Each entry below must be repeated exactly, with pictures left out.
== RECORDS PROVIDED ==
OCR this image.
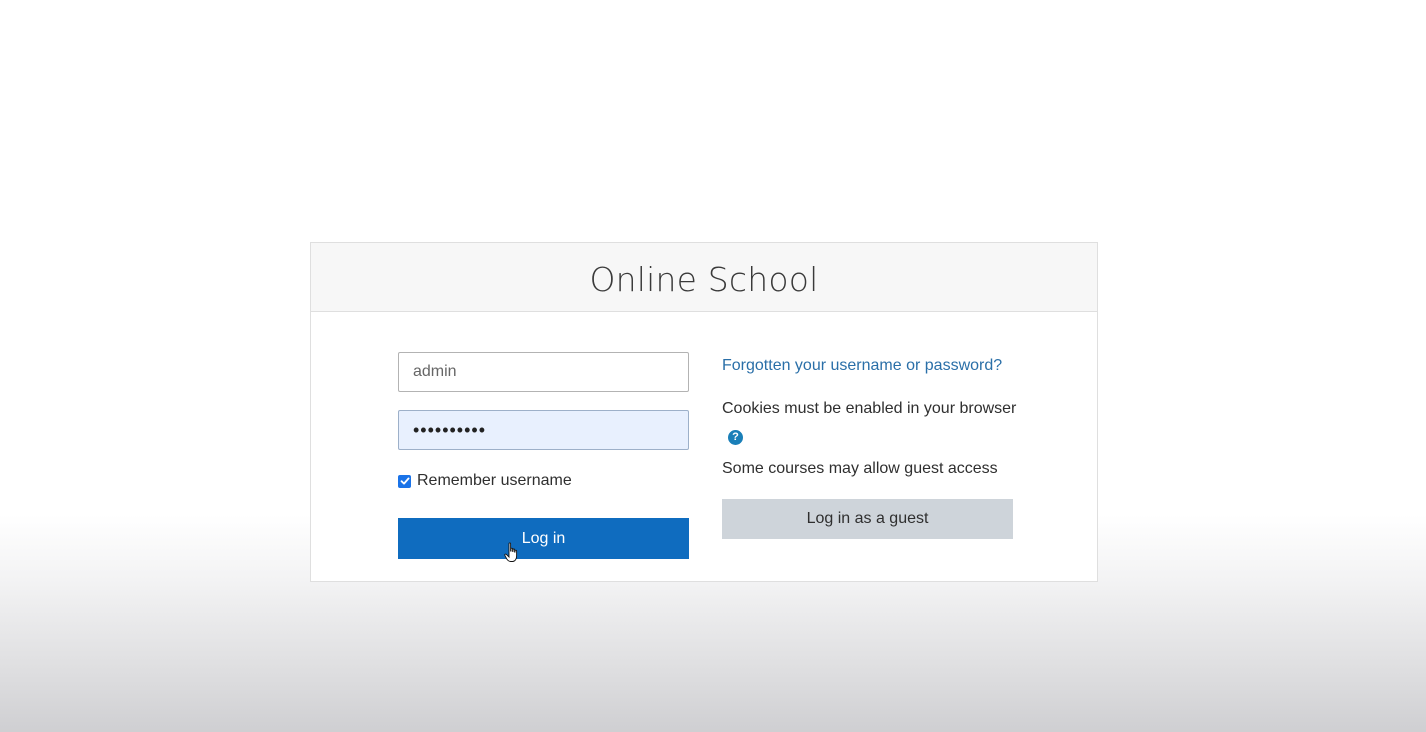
Online School
admin
••••••••••
Remember username
Log in
Forgotten your username or password?
Cookies must be enabled in your browser?
Some courses may allow guest access
Log in as a guest
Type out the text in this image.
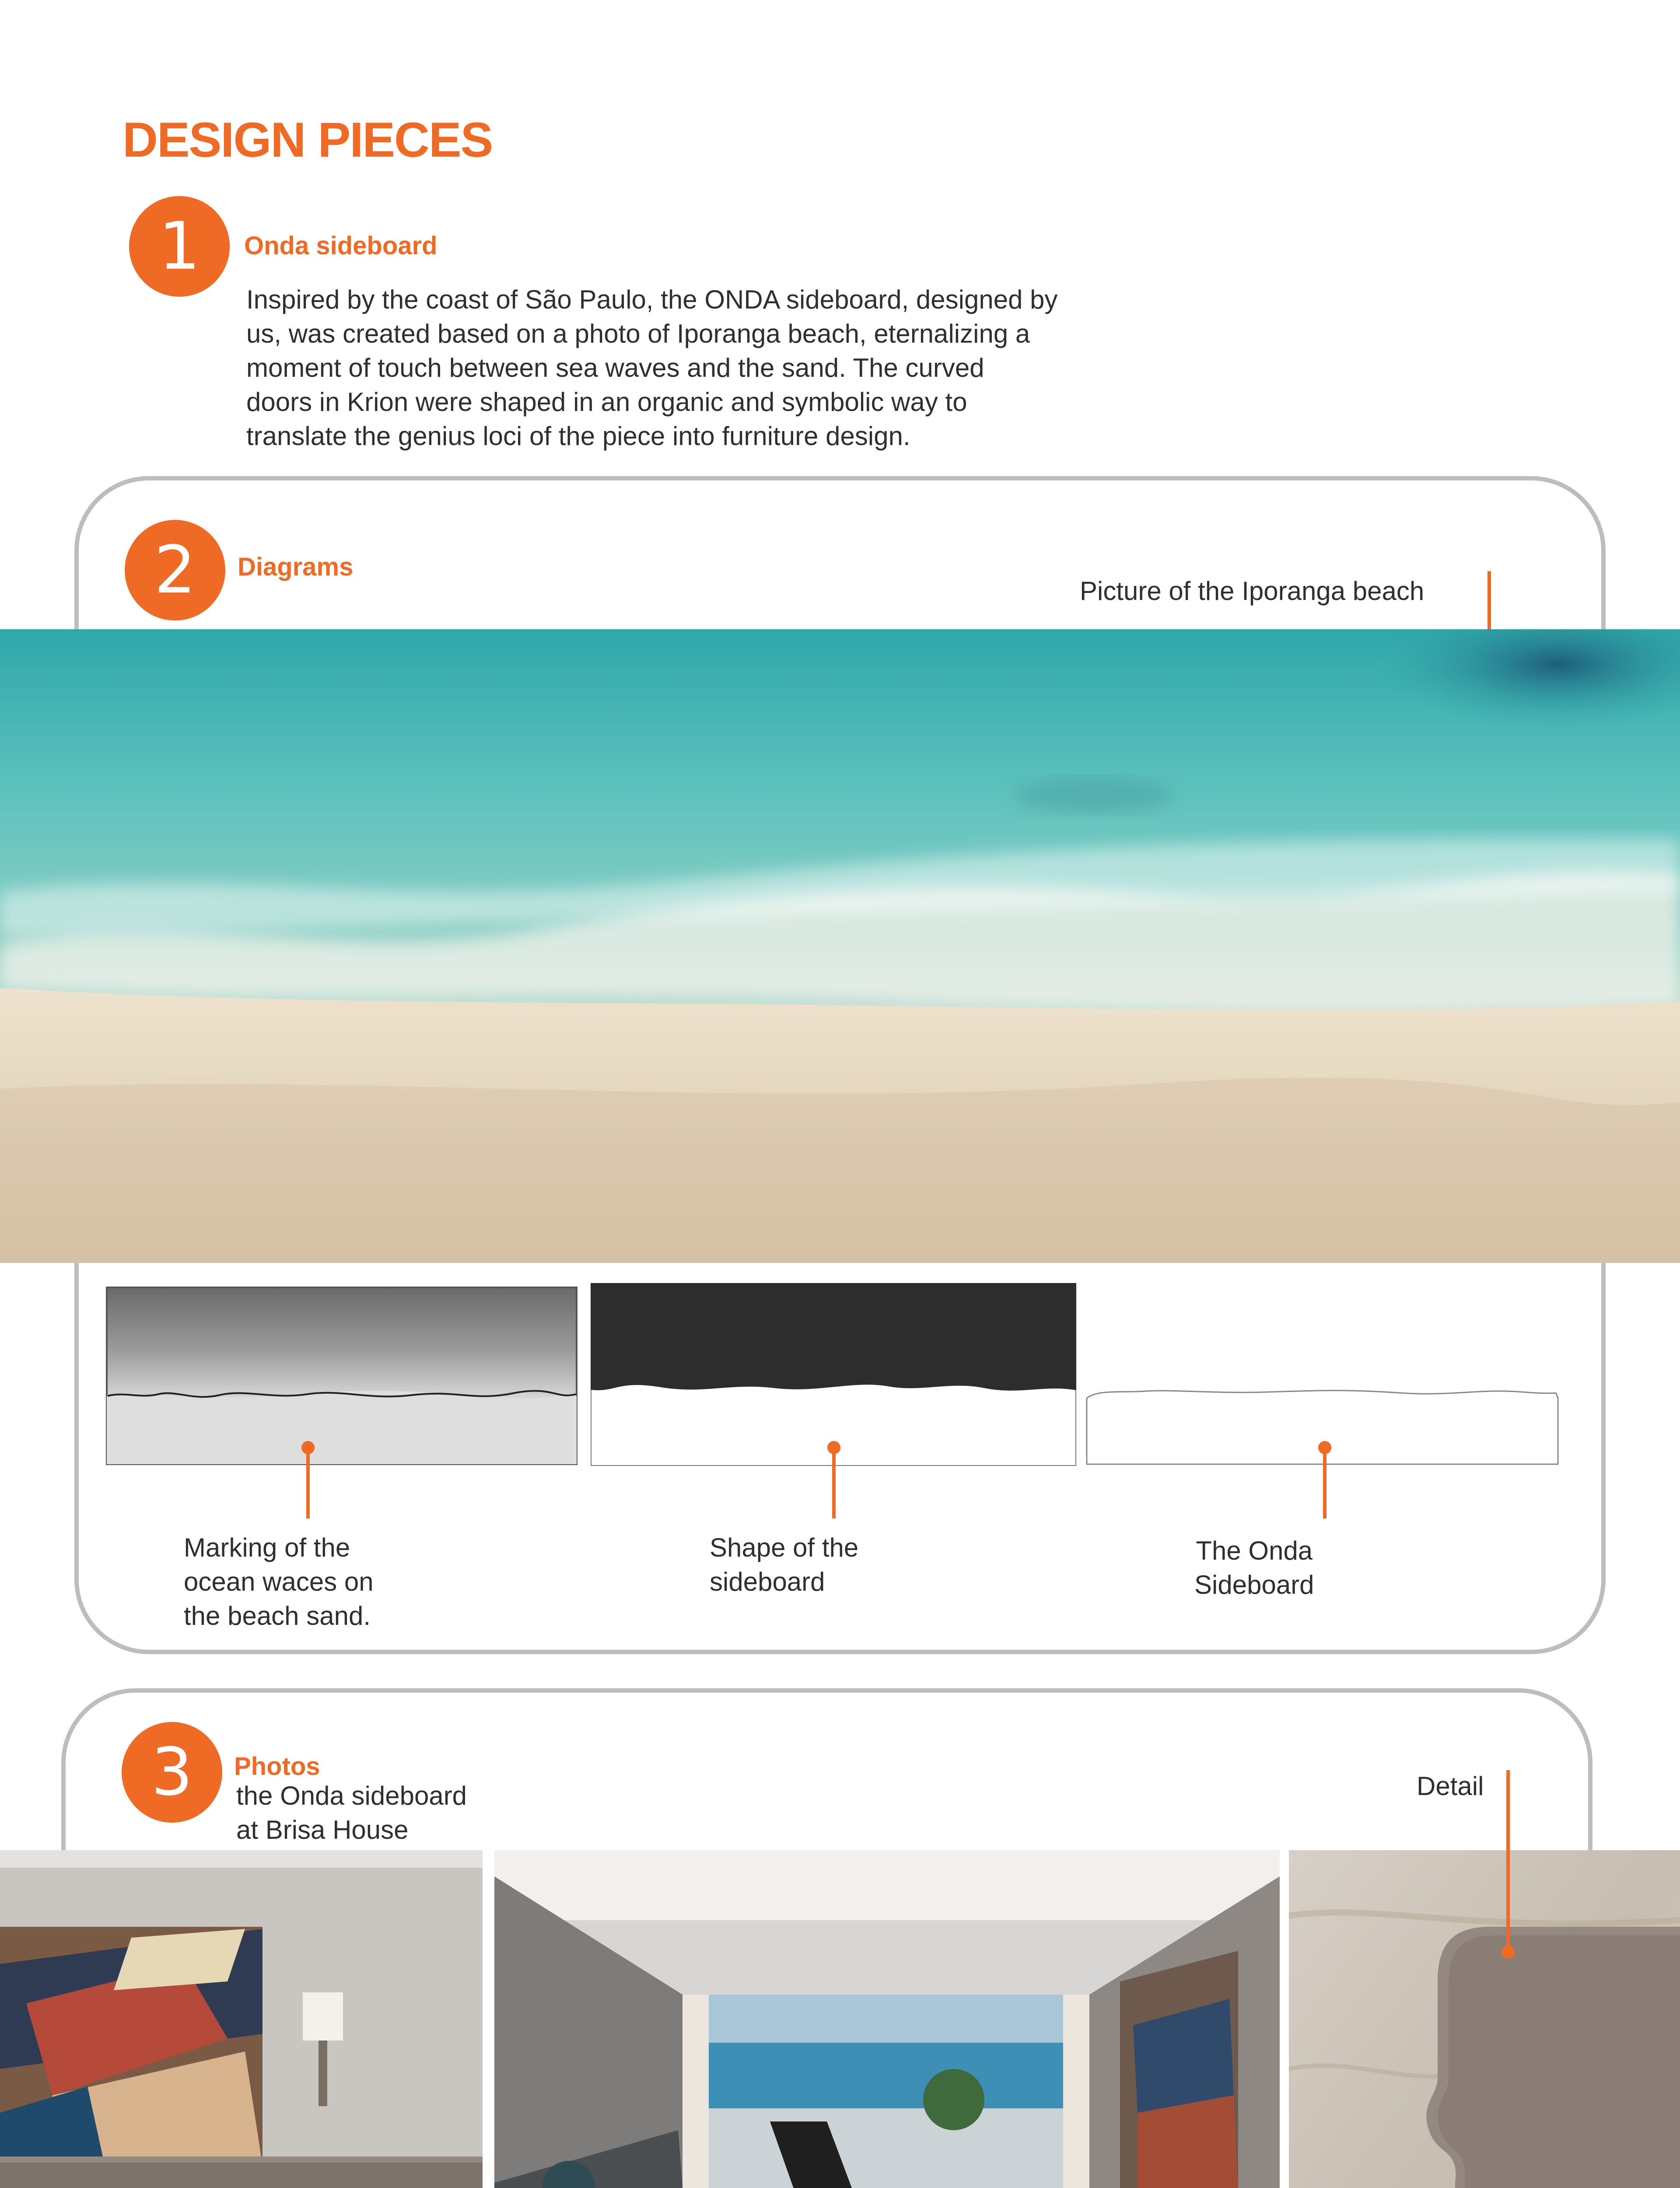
DESIGN PIECES
1	Onda sideboard
Inspired by the coast of São Paulo, the ONDA sideboard, designed by
us, was created based on a photo of Iporanga beach, eternalizing a
moment of touch between sea waves and the sand. The curved
doors in Krion were shaped in an organic and symbolic way to
translate the genius loci of the piece into furniture design.
2	Diagrams
Picture of the Iporanga beach
Marking of the
ocean waces on
the beach sand.
Shape of the
sideboard
The Onda
Sideboard
3	Photos
the Onda sideboard
at Brisa House
Detail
===
◆ RESPONSE TO THE EXERCISE
OCR this image.
Online School
admin
••••••••••
Remember username
Log in
Forgotten your username or password?
Cookies must be enabled in your browser?
Some courses may allow guest access
Log in as a guest
Type out the text in this image.
DESIGN PIECES
1	Onda sideboard
Inspired by the coast of São Paulo, the ONDA sideboard, designed by
us, was created based on a photo of Iporanga beach, eternalizing a
moment of touch between sea waves and the sand. The curved
doors in Krion were shaped in an organic and symbolic way to
translate the genius loci of the piece into furniture design.
2	Diagrams
Picture of the Iporanga beach
Marking of the
ocean waces on
the beach sand.
Shape of the
sideboard
The Onda
Sideboard
3	Photos
the Onda sideboard
at Brisa House
Detail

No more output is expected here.